- _Given request_
Every line holding the string "Office" should be gathered.

- _Material supplied_
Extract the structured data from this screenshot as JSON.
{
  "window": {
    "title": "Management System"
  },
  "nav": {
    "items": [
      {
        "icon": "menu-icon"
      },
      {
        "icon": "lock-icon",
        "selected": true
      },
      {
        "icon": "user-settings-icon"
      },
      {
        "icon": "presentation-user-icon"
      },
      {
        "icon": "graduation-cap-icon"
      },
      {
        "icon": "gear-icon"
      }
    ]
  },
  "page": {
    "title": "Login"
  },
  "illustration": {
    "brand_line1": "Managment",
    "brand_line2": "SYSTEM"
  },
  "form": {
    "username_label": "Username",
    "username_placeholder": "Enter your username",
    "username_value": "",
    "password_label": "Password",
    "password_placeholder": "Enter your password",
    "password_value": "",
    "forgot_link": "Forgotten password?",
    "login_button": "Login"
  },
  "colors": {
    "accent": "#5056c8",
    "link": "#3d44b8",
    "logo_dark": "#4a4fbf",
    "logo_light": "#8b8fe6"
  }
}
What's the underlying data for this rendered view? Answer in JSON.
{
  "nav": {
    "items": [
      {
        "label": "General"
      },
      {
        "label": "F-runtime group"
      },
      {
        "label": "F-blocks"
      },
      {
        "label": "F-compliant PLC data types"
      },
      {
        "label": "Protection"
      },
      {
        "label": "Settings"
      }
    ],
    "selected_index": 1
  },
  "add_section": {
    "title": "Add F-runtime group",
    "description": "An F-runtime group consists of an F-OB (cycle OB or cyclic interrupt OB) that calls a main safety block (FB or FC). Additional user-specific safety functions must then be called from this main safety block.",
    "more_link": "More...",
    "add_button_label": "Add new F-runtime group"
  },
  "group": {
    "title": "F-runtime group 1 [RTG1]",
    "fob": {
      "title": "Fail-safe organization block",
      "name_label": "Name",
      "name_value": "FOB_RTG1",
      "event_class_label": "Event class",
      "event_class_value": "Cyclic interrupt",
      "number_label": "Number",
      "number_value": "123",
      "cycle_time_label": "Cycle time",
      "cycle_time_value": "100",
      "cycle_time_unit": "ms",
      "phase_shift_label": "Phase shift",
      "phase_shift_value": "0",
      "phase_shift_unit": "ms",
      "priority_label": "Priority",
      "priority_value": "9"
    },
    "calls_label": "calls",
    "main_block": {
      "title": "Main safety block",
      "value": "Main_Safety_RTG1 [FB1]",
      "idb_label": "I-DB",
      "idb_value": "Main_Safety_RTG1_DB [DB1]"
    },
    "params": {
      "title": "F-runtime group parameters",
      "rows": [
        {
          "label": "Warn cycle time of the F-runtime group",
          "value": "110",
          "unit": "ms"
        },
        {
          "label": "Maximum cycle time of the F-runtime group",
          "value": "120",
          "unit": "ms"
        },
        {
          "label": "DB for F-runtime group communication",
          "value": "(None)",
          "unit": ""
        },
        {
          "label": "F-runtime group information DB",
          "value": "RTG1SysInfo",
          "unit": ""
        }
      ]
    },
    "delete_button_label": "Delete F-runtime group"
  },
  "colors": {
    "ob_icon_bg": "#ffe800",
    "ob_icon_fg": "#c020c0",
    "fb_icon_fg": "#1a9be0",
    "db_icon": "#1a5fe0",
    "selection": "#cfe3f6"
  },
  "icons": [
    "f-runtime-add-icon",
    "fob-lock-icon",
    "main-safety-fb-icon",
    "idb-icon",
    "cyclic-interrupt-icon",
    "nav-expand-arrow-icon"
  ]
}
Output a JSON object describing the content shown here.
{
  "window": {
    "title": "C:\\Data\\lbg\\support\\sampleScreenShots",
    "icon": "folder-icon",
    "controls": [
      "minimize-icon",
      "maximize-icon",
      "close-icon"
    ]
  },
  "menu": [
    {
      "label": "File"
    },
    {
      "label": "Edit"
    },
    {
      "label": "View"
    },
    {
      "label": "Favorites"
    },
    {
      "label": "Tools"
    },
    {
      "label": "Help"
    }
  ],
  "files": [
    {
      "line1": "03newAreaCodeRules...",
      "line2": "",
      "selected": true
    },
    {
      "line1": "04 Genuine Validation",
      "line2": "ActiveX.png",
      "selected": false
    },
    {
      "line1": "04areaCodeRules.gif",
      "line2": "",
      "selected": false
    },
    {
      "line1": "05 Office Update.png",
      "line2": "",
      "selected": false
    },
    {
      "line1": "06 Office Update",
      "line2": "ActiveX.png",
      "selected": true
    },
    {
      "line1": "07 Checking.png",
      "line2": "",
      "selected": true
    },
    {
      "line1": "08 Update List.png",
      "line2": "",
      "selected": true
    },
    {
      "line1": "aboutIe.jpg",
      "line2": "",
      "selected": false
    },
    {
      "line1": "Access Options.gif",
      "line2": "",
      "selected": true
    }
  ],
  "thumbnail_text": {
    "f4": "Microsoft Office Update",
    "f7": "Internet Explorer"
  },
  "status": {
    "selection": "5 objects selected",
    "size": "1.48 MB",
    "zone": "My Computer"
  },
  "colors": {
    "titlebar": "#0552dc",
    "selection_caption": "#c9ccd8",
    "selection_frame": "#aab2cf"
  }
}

- _Worked answer_
      "line1": "05 Office Update.png",
      "line1": "06 Office Update",
    "f4": "Microsoft Office Update",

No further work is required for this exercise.